## Requirement:
Copy every line of the data exactly, leaving nothing out.

## Provided information:
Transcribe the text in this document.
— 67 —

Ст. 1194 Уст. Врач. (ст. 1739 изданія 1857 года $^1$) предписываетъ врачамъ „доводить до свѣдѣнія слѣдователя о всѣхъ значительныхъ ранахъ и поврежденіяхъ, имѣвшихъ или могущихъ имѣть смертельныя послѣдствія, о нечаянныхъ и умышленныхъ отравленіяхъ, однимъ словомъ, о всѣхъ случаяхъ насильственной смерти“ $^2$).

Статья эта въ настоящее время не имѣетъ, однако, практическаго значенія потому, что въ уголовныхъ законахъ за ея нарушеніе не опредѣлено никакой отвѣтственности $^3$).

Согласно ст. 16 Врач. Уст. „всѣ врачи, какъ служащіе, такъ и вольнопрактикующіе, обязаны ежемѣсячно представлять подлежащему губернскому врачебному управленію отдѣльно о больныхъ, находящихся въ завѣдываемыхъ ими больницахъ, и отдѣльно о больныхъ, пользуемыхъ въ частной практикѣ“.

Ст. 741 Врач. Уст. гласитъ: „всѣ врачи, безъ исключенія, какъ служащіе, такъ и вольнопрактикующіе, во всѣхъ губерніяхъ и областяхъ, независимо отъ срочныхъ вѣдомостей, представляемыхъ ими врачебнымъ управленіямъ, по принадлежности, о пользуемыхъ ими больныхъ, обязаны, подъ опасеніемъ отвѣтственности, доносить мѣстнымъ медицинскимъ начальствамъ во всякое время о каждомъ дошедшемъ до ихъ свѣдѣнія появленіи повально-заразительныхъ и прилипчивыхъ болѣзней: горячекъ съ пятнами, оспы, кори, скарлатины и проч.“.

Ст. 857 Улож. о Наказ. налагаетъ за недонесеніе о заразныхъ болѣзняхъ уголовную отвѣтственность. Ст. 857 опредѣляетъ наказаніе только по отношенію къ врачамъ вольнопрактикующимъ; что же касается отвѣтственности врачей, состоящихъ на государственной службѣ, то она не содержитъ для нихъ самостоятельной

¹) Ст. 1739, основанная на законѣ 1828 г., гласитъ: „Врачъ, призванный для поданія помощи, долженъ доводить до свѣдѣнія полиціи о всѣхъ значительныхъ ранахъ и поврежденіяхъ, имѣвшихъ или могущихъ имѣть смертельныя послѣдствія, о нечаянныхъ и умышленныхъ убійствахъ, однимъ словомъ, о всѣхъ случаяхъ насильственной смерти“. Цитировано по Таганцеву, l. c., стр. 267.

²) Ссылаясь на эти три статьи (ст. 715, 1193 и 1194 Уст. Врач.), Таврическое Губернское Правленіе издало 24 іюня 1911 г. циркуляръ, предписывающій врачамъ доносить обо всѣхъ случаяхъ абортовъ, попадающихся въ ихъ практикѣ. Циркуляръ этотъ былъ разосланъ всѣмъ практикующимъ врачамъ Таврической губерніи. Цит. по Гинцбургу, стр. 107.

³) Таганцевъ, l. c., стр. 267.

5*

## Solved problem:
Transcribe the text in this document.
— 67 —

Ст. 1194 Уст. Врач. (ст. 1739 изданія 1857 года $^1$) предписываетъ врачамъ „доводить до свѣдѣнія слѣдователя о всѣхъ значительныхъ ранахъ и поврежденіяхъ, имѣвшихъ или могущихъ имѣть смертельныя послѣдствія, о нечаянныхъ и умышленныхъ отравленіяхъ, однимъ словомъ, о всѣхъ случаяхъ насильственной смерти“ $^2$).

Статья эта въ настоящее время не имѣетъ, однако, практическаго значенія потому, что въ уголовныхъ законахъ за ея нарушеніе не опредѣлено никакой отвѣтственности $^3$).

Согласно ст. 16 Врач. Уст. „всѣ врачи, какъ служащіе, такъ и вольнопрактикующіе, обязаны ежемѣсячно представлять подлежащему губернскому врачебному управленію отдѣльно о больныхъ, находящихся въ завѣдываемыхъ ими больницахъ, и отдѣльно о больныхъ, пользуемыхъ въ частной практикѣ“.

Ст. 741 Врач. Уст. гласитъ: „всѣ врачи, безъ исключенія, какъ служащіе, такъ и вольнопрактикующіе, во всѣхъ губерніяхъ и областяхъ, независимо отъ срочныхъ вѣдомостей, представляемыхъ ими врачебнымъ управленіямъ, по принадлежности, о пользуемыхъ ими больныхъ, обязаны, подъ опасеніемъ отвѣтственности, доносить мѣстнымъ медицинскимъ начальствамъ во всякое время о каждомъ дошедшемъ до ихъ свѣдѣнія появленіи повально-заразительныхъ и прилипчивыхъ болѣзней: горячекъ съ пятнами, оспы, кори, скарлатины и проч.“.

Ст. 857 Улож. о Наказ. налагаетъ за недонесеніе о заразныхъ болѣзняхъ уголовную отвѣтственность. Ст. 857 опредѣляетъ наказаніе только по отношенію къ врачамъ вольнопрактикующимъ; что же касается отвѣтственности врачей, состоящихъ на государственной службѣ, то она не содержитъ для нихъ самостоятельной

¹) Ст. 1739, основанная на законѣ 1828 г., гласитъ: „Врачъ, призванный для поданія помощи, долженъ доводить до свѣдѣнія полиціи о всѣхъ значительныхъ ранахъ и поврежденіяхъ, имѣвшихъ или могущихъ имѣть смертельныя послѣдствія, о нечаянныхъ и умышленныхъ убійствахъ, однимъ словомъ, о всѣхъ случаяхъ насильственной смерти“. Цитировано по Таганцеву, l. c., стр. 267.

²) Ссылаясь на эти три статьи (ст. 715, 1193 и 1194 Уст. Врач.), Таврическое Губернское Правленіе издало 24 іюня 1911 г. циркуляръ, предписывающій врачамъ доносить обо всѣхъ случаяхъ абортовъ, попадающихся въ ихъ практикѣ. Циркуляръ этотъ былъ разосланъ всѣмъ практикующимъ врачамъ Таврической губерніи. Цит. по Гинцбургу, стр. 107.

³) Таганцевъ, l. c., стр. 267.

5*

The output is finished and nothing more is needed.